[RECORDS SUPPLIED]
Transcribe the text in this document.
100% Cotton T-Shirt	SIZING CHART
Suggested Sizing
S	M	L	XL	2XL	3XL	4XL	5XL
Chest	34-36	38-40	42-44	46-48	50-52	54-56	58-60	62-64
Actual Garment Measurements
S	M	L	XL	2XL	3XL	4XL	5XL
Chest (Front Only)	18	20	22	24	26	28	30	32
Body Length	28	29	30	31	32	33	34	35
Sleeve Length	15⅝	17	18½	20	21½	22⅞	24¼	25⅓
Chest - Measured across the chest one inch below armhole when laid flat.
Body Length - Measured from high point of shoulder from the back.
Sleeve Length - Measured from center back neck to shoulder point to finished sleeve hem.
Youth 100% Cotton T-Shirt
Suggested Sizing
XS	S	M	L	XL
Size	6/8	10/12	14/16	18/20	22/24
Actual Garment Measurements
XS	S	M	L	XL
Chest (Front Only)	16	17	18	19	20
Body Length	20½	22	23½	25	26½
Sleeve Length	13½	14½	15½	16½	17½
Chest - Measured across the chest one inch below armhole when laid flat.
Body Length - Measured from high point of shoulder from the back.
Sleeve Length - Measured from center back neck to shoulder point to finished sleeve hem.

[EXERCISE PROMPT] Search the records above for the string "Length". Copy every line that contains it.

[RESPONSE BELOW]
Body Length	28	29	30	31	32	33	34	35
Sleeve Length	15⅝	17	18½	20	21½	22⅞	24¼	25⅓
Body Length - Measured from high point of shoulder from the back.
Sleeve Length - Measured from center back neck to shoulder point to finished sleeve hem.
Body Length	20½	22	23½	25	26½
Sleeve Length	13½	14½	15½	16½	17½
Body Length - Measured from high point of shoulder from the back.
Sleeve Length - Measured from center back neck to shoulder point to finished sleeve hem.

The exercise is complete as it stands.